[Source data start]

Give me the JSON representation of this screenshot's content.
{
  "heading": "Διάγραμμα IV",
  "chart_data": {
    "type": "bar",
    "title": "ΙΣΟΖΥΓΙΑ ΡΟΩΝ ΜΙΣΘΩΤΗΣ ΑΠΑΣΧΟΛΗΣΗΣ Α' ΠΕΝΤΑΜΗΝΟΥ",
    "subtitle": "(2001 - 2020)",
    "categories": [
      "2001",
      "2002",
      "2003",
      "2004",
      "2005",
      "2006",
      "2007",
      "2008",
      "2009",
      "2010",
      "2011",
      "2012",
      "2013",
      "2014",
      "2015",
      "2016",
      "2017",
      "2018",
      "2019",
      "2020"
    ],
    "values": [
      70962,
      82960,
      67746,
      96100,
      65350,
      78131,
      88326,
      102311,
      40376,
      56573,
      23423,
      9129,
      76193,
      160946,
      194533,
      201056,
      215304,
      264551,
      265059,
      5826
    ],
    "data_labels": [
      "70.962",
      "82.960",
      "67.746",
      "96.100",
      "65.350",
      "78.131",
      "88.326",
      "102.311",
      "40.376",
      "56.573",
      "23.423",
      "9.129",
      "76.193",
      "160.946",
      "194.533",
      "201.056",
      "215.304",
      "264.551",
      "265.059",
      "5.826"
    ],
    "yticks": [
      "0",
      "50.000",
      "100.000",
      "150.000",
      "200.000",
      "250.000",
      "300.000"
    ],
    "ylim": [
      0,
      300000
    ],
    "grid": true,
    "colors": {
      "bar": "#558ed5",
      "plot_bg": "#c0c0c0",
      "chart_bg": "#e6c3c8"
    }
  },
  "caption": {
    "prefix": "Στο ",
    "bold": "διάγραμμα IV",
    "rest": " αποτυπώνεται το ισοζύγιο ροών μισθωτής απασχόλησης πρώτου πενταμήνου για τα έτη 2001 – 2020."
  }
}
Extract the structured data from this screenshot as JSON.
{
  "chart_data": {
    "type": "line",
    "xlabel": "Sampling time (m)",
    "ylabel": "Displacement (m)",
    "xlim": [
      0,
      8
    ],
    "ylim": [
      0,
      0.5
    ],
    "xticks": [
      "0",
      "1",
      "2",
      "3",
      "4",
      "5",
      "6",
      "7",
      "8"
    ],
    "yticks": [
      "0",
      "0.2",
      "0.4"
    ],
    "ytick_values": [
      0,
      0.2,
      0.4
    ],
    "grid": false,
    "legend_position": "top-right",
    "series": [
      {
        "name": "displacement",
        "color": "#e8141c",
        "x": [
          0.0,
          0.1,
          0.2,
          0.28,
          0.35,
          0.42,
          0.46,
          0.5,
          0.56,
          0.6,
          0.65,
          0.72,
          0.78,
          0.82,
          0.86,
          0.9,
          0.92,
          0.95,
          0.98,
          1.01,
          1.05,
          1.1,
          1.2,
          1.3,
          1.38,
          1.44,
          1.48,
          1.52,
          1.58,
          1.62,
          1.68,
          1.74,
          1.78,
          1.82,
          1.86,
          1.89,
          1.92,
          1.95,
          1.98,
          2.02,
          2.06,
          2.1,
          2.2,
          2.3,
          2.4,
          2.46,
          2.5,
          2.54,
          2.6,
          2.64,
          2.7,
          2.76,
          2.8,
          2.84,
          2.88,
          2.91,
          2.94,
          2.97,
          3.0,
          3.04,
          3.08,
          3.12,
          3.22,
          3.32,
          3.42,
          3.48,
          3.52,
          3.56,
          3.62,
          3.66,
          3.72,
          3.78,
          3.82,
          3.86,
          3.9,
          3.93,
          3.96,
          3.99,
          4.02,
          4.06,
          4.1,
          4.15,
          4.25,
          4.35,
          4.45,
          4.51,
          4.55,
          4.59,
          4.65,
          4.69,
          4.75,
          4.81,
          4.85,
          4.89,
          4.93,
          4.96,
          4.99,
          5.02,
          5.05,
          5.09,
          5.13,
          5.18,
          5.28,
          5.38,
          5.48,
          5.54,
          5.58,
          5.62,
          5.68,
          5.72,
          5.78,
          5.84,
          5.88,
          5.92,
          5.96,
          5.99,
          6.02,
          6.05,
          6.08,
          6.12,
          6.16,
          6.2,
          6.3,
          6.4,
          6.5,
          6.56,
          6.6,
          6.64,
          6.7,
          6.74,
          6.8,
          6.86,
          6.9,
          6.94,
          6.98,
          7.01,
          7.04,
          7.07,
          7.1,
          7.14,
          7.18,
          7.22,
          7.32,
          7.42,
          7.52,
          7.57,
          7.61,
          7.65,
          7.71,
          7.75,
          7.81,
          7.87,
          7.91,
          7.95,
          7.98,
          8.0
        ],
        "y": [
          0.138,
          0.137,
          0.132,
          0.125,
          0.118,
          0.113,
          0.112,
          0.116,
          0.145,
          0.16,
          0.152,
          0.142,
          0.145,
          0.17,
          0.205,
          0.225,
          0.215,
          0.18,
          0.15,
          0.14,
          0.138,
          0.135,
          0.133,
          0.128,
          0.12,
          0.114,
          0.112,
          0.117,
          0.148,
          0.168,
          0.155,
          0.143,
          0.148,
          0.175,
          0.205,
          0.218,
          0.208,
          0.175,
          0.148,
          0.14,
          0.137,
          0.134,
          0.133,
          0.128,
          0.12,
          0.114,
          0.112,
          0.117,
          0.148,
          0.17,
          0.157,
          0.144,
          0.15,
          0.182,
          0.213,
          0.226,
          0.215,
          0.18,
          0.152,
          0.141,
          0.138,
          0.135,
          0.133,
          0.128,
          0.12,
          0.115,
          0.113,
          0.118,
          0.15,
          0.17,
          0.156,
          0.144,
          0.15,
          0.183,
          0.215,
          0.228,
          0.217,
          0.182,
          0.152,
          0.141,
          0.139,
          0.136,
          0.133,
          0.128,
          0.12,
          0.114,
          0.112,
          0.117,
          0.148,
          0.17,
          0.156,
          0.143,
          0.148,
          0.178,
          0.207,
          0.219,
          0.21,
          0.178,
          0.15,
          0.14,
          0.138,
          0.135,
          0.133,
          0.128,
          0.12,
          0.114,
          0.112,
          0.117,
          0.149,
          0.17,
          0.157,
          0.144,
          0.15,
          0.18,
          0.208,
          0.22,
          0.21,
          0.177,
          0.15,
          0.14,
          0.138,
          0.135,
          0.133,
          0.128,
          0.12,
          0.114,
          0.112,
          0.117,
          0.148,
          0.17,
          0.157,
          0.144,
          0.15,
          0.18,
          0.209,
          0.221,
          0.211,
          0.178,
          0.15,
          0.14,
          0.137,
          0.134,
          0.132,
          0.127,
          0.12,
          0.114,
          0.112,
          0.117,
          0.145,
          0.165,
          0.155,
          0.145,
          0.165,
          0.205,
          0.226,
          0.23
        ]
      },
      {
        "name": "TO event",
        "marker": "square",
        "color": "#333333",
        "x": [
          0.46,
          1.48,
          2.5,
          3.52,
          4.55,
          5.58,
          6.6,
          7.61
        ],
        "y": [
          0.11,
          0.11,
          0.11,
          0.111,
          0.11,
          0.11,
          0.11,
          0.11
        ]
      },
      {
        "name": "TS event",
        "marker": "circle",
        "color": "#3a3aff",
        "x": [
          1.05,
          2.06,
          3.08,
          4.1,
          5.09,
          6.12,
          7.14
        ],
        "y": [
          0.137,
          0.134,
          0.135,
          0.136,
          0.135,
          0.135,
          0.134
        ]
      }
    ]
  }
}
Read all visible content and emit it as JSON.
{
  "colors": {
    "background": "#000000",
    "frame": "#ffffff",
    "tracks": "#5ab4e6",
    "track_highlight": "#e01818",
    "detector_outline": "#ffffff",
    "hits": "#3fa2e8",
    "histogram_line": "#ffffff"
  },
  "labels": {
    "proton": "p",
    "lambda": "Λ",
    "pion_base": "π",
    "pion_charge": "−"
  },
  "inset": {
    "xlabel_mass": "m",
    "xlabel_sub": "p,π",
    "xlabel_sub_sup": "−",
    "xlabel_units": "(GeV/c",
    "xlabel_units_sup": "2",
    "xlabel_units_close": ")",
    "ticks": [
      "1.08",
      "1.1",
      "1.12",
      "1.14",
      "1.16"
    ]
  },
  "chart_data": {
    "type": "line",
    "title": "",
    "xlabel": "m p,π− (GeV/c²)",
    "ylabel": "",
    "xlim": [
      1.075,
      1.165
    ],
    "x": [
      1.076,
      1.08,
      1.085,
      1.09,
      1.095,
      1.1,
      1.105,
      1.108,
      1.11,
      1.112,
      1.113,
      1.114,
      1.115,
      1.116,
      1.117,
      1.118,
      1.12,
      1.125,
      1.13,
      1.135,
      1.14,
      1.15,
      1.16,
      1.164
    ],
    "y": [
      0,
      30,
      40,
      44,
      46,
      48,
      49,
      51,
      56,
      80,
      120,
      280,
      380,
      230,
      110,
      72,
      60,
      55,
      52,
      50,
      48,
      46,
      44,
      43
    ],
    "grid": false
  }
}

[Source data end]

Direction: Gather every line containing the word "content" and copy it.

Answer to this exercise:
Give me the JSON representation of this screenshot's content.
Read all visible content and emit it as JSON.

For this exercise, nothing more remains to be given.